Data excerpts:
^^^^^^^^

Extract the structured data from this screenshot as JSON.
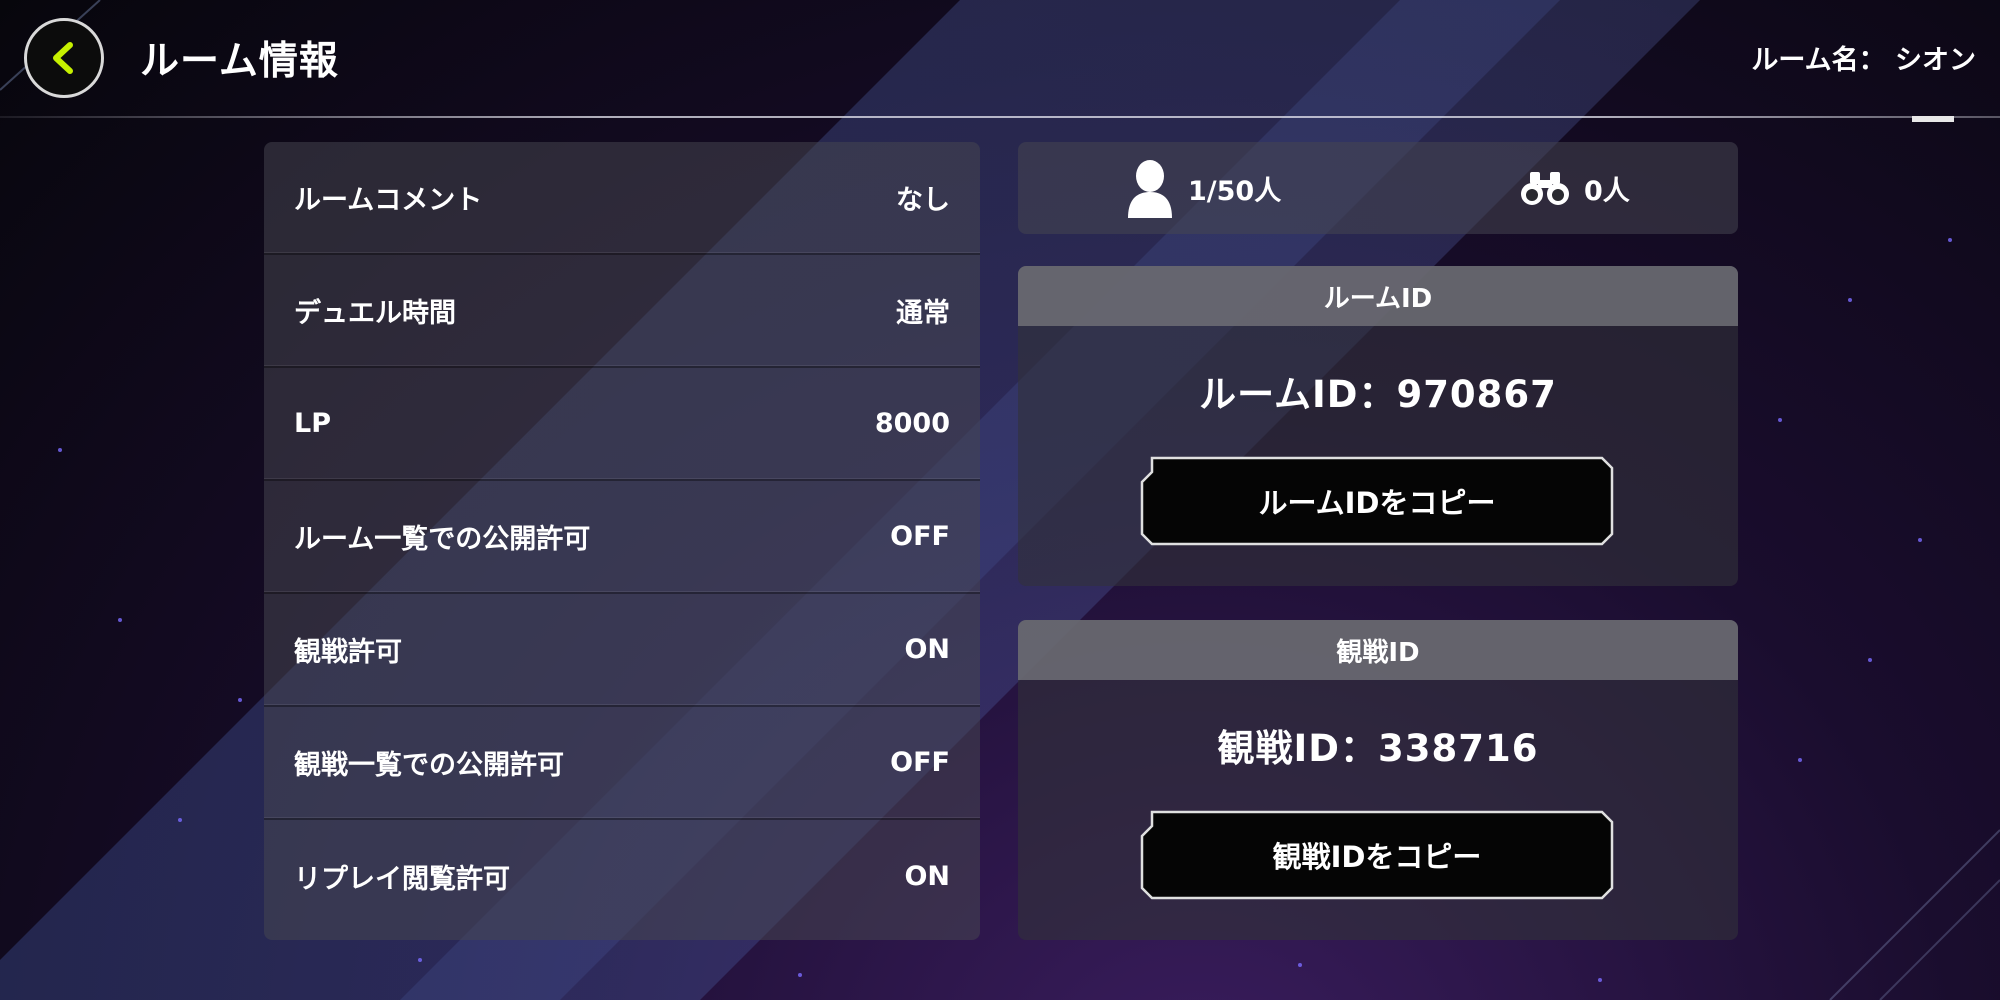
{
  "header": {
    "title": "ルーム情報",
    "room_name": "ルーム名： シオン"
  },
  "settings": [
    {
      "label": "ルームコメント",
      "value": "なし"
    },
    {
      "label": "デュエル時間",
      "value": "通常"
    },
    {
      "label": "LP",
      "value": "8000"
    },
    {
      "label": "ルーム一覧での公開許可",
      "value": "OFF"
    },
    {
      "label": "観戦許可",
      "value": "ON"
    },
    {
      "label": "観戦一覧での公開許可",
      "value": "OFF"
    },
    {
      "label": "リプレイ閲覧許可",
      "value": "ON"
    }
  ],
  "counts": {
    "players": "1/50人",
    "spectators": "0人"
  },
  "room_id_card": {
    "header": "ルームID",
    "value_text": "ルームID：970867",
    "copy_label": "ルームIDをコピー"
  },
  "watch_id_card": {
    "header": "観戦ID",
    "value_text": "観戦ID：338716",
    "copy_label": "観戦IDをコピー"
  },
  "colors": {
    "back_arrow": "#c6f000",
    "background_dark": "#07060c",
    "background_purple": "#3a1d5e"
  },
  "icons": {
    "back": "chevron-left-icon",
    "players": "person-icon",
    "spectators": "binoculars-icon"
  }
}
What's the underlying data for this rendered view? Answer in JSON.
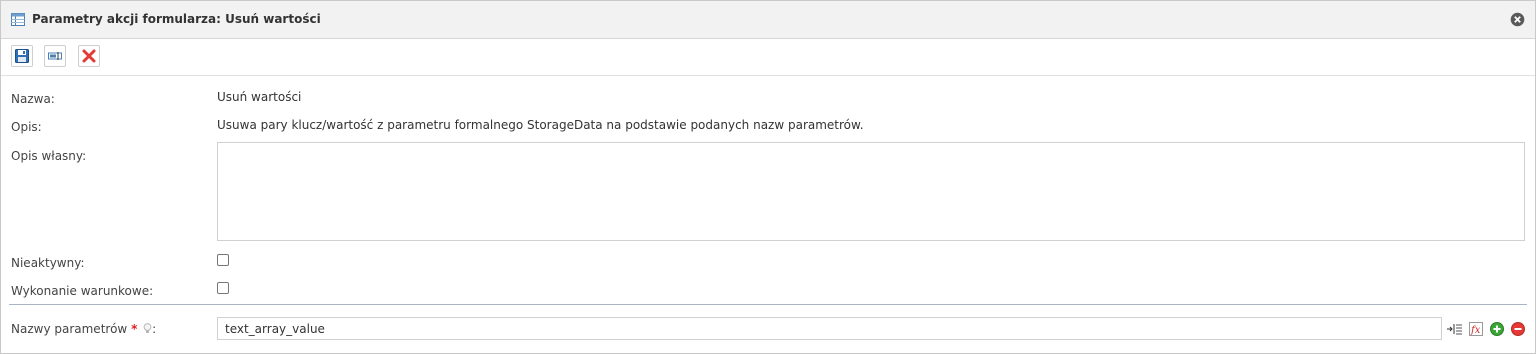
{
  "dialog": {
    "title": "Parametry akcji formularza: Usuń wartości"
  },
  "toolbar": {
    "buttons": [
      {
        "icon": "save-icon"
      },
      {
        "icon": "rename-icon"
      },
      {
        "icon": "delete-icon"
      }
    ]
  },
  "form": {
    "name_label": "Nazwa:",
    "name_value": "Usuń wartości",
    "description_label": "Opis:",
    "description_value": "Usuwa pary klucz/wartość z parametru formalnego StorageData na podstawie podanych nazw parametrów.",
    "custom_description_label": "Opis własny:",
    "custom_description_value": "",
    "inactive_label": "Nieaktywny:",
    "inactive_checked": false,
    "conditional_label": "Wykonanie warunkowe:",
    "conditional_checked": false,
    "param_names_label": "Nazwy parametrów",
    "param_names_required": "*",
    "param_names_colon": ":",
    "param_names_value": "text_array_value"
  },
  "colors": {
    "required": "#e02020",
    "add": "#3aa635",
    "remove": "#e53935",
    "delete": "#e53935",
    "save": "#2f6fb3"
  }
}
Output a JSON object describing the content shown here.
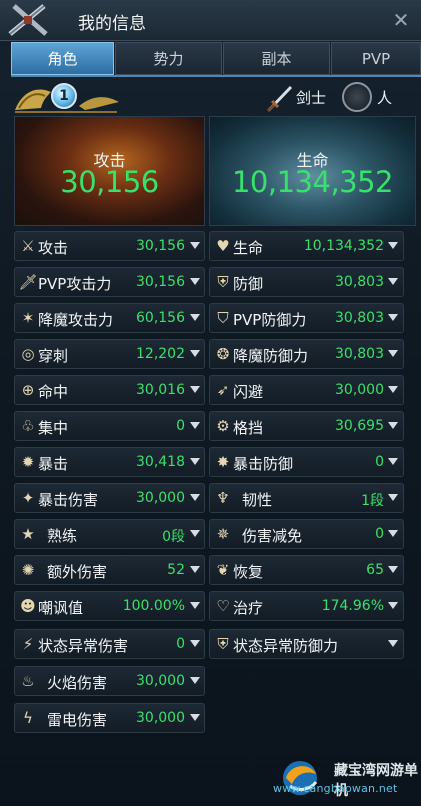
{
  "window": {
    "title": "我的信息",
    "close_icon": "close-icon"
  },
  "tabs": [
    {
      "label": "角色",
      "active": true
    },
    {
      "label": "势力",
      "active": false
    },
    {
      "label": "副本",
      "active": false
    },
    {
      "label": "PVP",
      "active": false
    }
  ],
  "header": {
    "level": "1",
    "class_label": "剑士",
    "race_label": "人"
  },
  "hero": {
    "attack": {
      "title": "攻击",
      "value": "30,156"
    },
    "life": {
      "title": "生命",
      "value": "10,134,352"
    }
  },
  "left_stats": [
    {
      "label": "攻击",
      "value": "30,156",
      "icon": "crossed-swords-icon"
    },
    {
      "label": "PVP攻击力",
      "value": "30,156",
      "icon": "pvp-attack-icon"
    },
    {
      "label": "降魔攻击力",
      "value": "60,156",
      "icon": "demon-attack-icon"
    },
    {
      "label": "穿刺",
      "value": "12,202",
      "icon": "pierce-icon"
    },
    {
      "label": "命中",
      "value": "30,016",
      "icon": "target-icon"
    },
    {
      "label": "集中",
      "value": "0",
      "icon": "focus-icon"
    },
    {
      "label": "暴击",
      "value": "30,418",
      "icon": "critical-icon"
    },
    {
      "label": "暴击伤害",
      "value": "30,000",
      "icon": "critical-damage-icon"
    },
    {
      "label": "熟练",
      "value": "0段",
      "icon": "mastery-icon"
    },
    {
      "label": "额外伤害",
      "value": "52",
      "icon": "extra-damage-icon"
    },
    {
      "label": "嘲讽值",
      "value": "100.00%",
      "icon": "taunt-icon"
    },
    {
      "label": "状态异常伤害",
      "value": "0",
      "icon": "status-damage-icon"
    },
    {
      "label": "火焰伤害",
      "value": "30,000",
      "icon": "fire-icon"
    },
    {
      "label": "雷电伤害",
      "value": "30,000",
      "icon": "lightning-icon"
    }
  ],
  "right_stats": [
    {
      "label": "生命",
      "value": "10,134,352",
      "icon": "heart-icon"
    },
    {
      "label": "防御",
      "value": "30,803",
      "icon": "shield-icon"
    },
    {
      "label": "PVP防御力",
      "value": "30,803",
      "icon": "pvp-shield-icon"
    },
    {
      "label": "降魔防御力",
      "value": "30,803",
      "icon": "demon-defense-icon"
    },
    {
      "label": "闪避",
      "value": "30,000",
      "icon": "evade-icon"
    },
    {
      "label": "格挡",
      "value": "30,695",
      "icon": "block-icon"
    },
    {
      "label": "暴击防御",
      "value": "0",
      "icon": "critical-defense-icon"
    },
    {
      "label": "韧性",
      "value": "1段",
      "icon": "toughness-icon"
    },
    {
      "label": "伤害减免",
      "value": "0",
      "icon": "damage-reduction-icon"
    },
    {
      "label": "恢复",
      "value": "65",
      "icon": "recovery-icon"
    },
    {
      "label": "治疗",
      "value": "174.96%",
      "icon": "heal-icon"
    },
    {
      "label": "状态异常防御力",
      "value": "",
      "icon": "status-defense-icon"
    }
  ],
  "watermark": {
    "line1": "藏宝湾网游单机",
    "line2": "www.cangbaowan.net"
  }
}
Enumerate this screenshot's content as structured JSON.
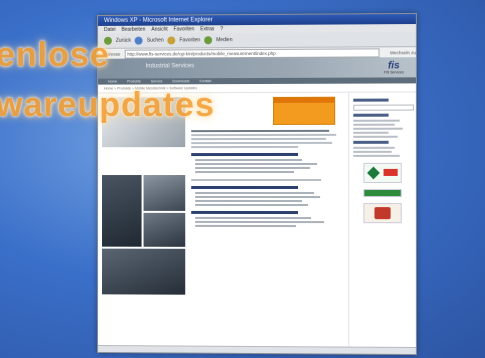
{
  "overlay": {
    "line1": "enlose",
    "line2": "wareupdates"
  },
  "browser": {
    "title": "Windows XP - Microsoft Internet Explorer",
    "menu": [
      "Datei",
      "Bearbeiten",
      "Ansicht",
      "Favoriten",
      "Extras",
      "?"
    ],
    "toolbar": [
      "Zurück",
      "Suchen",
      "Favoriten",
      "Medien"
    ],
    "address_label": "Adresse",
    "address_value": "http://www.fis-services.de/cgi-bin/products/mobile_measurement/index.php",
    "go_label": "Wechseln zu"
  },
  "site": {
    "title": "Industrial Services",
    "logo": "fis",
    "logo_sub": "FIS Services",
    "nav": [
      "Home",
      "Produkte",
      "Service",
      "Downloads",
      "Kontakt"
    ],
    "breadcrumb": "Home > Produkte > Mobile Messtechnik > Software Updates"
  },
  "colors": {
    "overlay": "#f4a23a",
    "site_header": "#7f8f9e",
    "accent_box": "#f39b1f",
    "background": "#3a63b4"
  }
}
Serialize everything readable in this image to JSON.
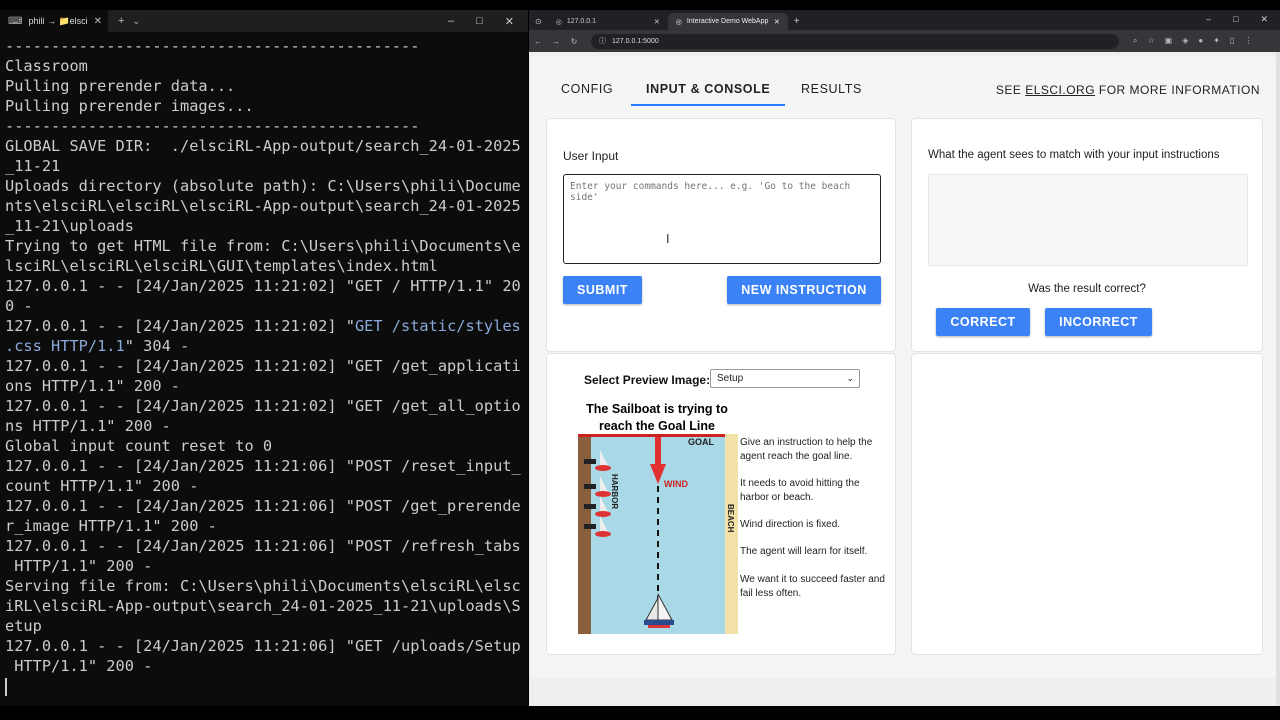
{
  "terminal": {
    "tab_title": "phili → 📁elsciRL",
    "lines": [
      "---------------------------------------------",
      "Classroom",
      "Pulling prerender data...",
      "Pulling prerender images...",
      "---------------------------------------------",
      "GLOBAL SAVE DIR:  ./elsciRL-App-output/search_24-01-2025",
      "_11-21",
      "Uploads directory (absolute path): C:\\Users\\phili\\Docume",
      "nts\\elsciRL\\elsciRL\\elsciRL-App-output\\search_24-01-2025",
      "_11-21\\uploads",
      "Trying to get HTML file from: C:\\Users\\phili\\Documents\\e",
      "lsciRL\\elsciRL\\elsciRL\\GUI\\templates\\index.html",
      "127.0.0.1 - - [24/Jan/2025 11:21:02] \"GET / HTTP/1.1\" 20",
      "0 -",
      "127.0.0.1 - - [24/Jan/2025 11:21:02] \"GET /static/styles",
      ".css HTTP/1.1\" 304 -",
      "127.0.0.1 - - [24/Jan/2025 11:21:02] \"GET /get_applicati",
      "ons HTTP/1.1\" 200 -",
      "127.0.0.1 - - [24/Jan/2025 11:21:02] \"GET /get_all_optio",
      "ns HTTP/1.1\" 200 -",
      "Global input count reset to 0",
      "127.0.0.1 - - [24/Jan/2025 11:21:06] \"POST /reset_input_",
      "count HTTP/1.1\" 200 -",
      "127.0.0.1 - - [24/Jan/2025 11:21:06] \"POST /get_prerende",
      "r_image HTTP/1.1\" 200 -",
      "127.0.0.1 - - [24/Jan/2025 11:21:06] \"POST /refresh_tabs",
      " HTTP/1.1\" 200 -",
      "Serving file from: C:\\Users\\phili\\Documents\\elsciRL\\elsc",
      "iRL\\elsciRL-App-output\\search_24-01-2025_11-21\\uploads\\S",
      "etup",
      "127.0.0.1 - - [24/Jan/2025 11:21:06] \"GET /uploads/Setup",
      " HTTP/1.1\" 200 -"
    ],
    "highlight": {
      "line": 14,
      "before": "127.0.0.1 - - [24/Jan/2025 11:21:02] \"",
      "marked": "GET /static/styles",
      "line2_marked": ".css HTTP/1.1",
      "line2_after": "\" 304 -"
    }
  },
  "browser": {
    "tabs": [
      {
        "title": "127.0.0.1"
      },
      {
        "title": "Interactive Demo WebApp"
      }
    ],
    "url": "127.0.0.1:5000"
  },
  "app": {
    "nav": {
      "config": "CONFIG",
      "input_console": "INPUT & CONSOLE",
      "results": "RESULTS",
      "see_prefix": "SEE",
      "see_link": "ELSCI.ORG",
      "see_suffix": "FOR MORE INFORMATION"
    },
    "user_input": {
      "label": "User Input",
      "placeholder": "Enter your commands here... e.g. 'Go to the beach side'",
      "submit": "SUBMIT",
      "new_instruction": "NEW INSTRUCTION"
    },
    "match": {
      "label": "What the agent sees to match with your input instructions",
      "question": "Was the result correct?",
      "correct": "CORRECT",
      "incorrect": "INCORRECT"
    },
    "preview": {
      "label": "Select Preview Image:",
      "selected": "Setup",
      "title": "The Sailboat is trying to reach the Goal Line",
      "map_labels": {
        "goal": "GOAL",
        "wind": "WIND",
        "harbor": "HARBOR",
        "beach": "BEACH"
      },
      "instructions": [
        "Give an instruction to help the agent reach the goal line.",
        "It needs to avoid hitting the harbor or beach.",
        "Wind direction is fixed.",
        "The agent will learn for itself.",
        "We want it to succeed faster and fail less often."
      ]
    }
  },
  "colors": {
    "accent": "#3b82f6",
    "tab_underline": "#2b79ff",
    "water": "#a9d8e6",
    "beach": "#f3e2a8",
    "harbor": "#8b5e3c",
    "wind": "#e03030"
  }
}
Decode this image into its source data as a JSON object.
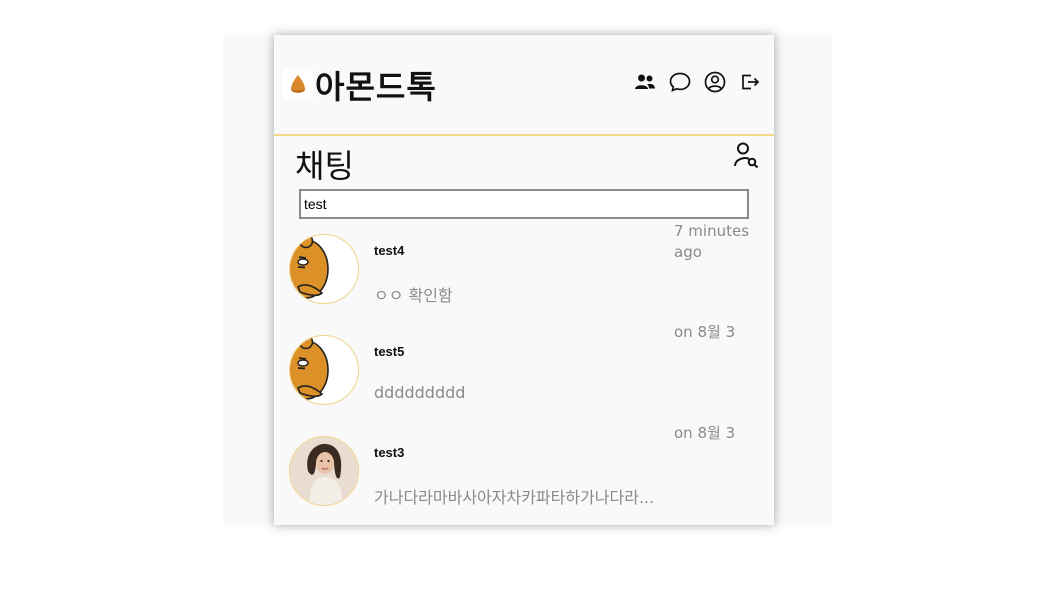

^^^^^^^^

**EXERCISE GOAL**. What is the number of lines containing "content"? Give that number only.

**TASK RESULT**. 2